→ **WHAT IS NEEDED**:
Return a copy of each line that holds the string "حبان".

Data extracted from a collection
◆ ◆ ◆ ◆ ◆ ◆ ◆
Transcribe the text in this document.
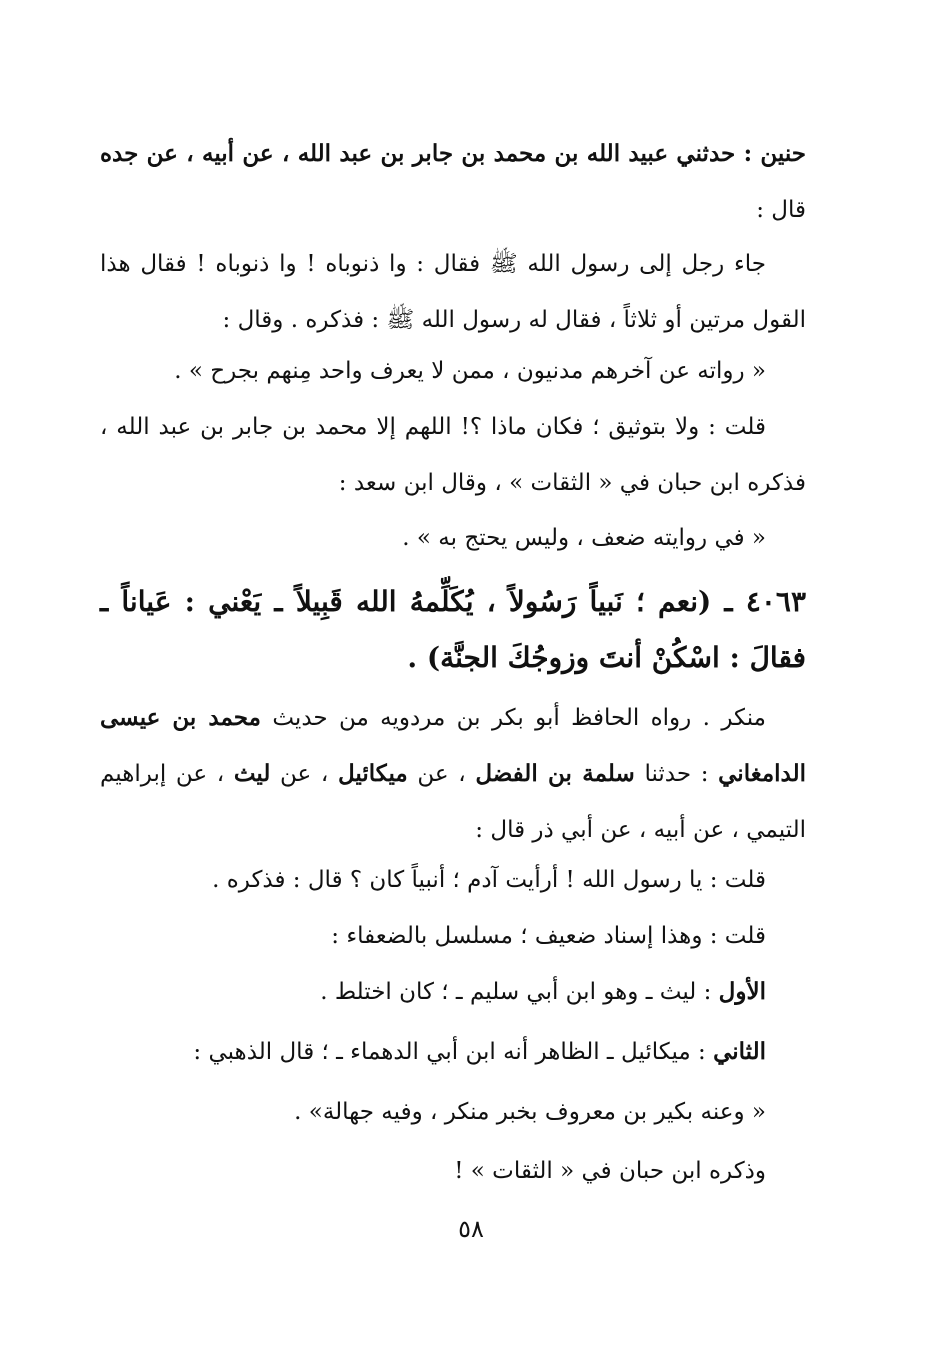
حنين : حدثني عبيد الله بن محمد بن جابر بن عبد الله ، عن أبيه ، عن جده قال :
جاء رجل إلى رسول الله ﷺ فقال : وا ذنوباه ! وا ذنوباه ! فقال هذا القول مرتين أو ثلاثاً ، فقال له رسول الله ﷺ : فذكره . وقال :
« رواته عن آخرهم مدنيون ، ممن لا يعرف واحد مِنهم بجرح » .
قلت : ولا بتوثيق ؛ فكان ماذا ؟! اللهم إلا محمد بن جابر بن عبد الله ، فذكره ابن حبان في « الثقات » ، وقال ابن سعد :
« في روايته ضعف ، وليس يحتج به » .
٤٠٦٣ ـ (نعم ؛ نَبياً رَسُولاً ، يُكَلِّمهُ الله قَبِيلاً ـ يَعْني : عَياناً ـ فقالَ : اسْكُنْ أنتَ وزوجُكَ الجنَّة) .
منكر . رواه الحافظ أبو بكر بن مردويه من حديث محمد بن عيسى الدامغاني : حدثنا سلمة بن الفضل ، عن ميكائيل ، عن ليث ، عن إبراهيم التيمي ، عن أبيه ، عن أبي ذر قال :
قلت : يا رسول الله ! أرأيت آدم ؛ أنبياً كان ؟ قال : فذكره .
قلت : وهذا إسناد ضعيف ؛ مسلسل بالضعفاء :
الأول : ليث ـ وهو ابن أبي سليم ـ ؛ كان اختلط .
الثاني : ميكائيل ـ الظاهر أنه ابن أبي الدهماء ـ ؛ قال الذهبي :
« وعنه بكير بن معروف بخبر منكر ، وفيه جهالة» .
وذكره ابن حبان في « الثقات » !
٥٨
◆ ◆ ◆ ◆ ◆ ◆ ◆
→ **FULL ANSWER**:
قلت : ولا بتوثيق ؛ فكان ماذا ؟! اللهم إلا محمد بن جابر بن عبد الله ، فذكره ابن حبان في « الثقات » ، وقال ابن سعد :
وذكره ابن حبان في « الثقات » !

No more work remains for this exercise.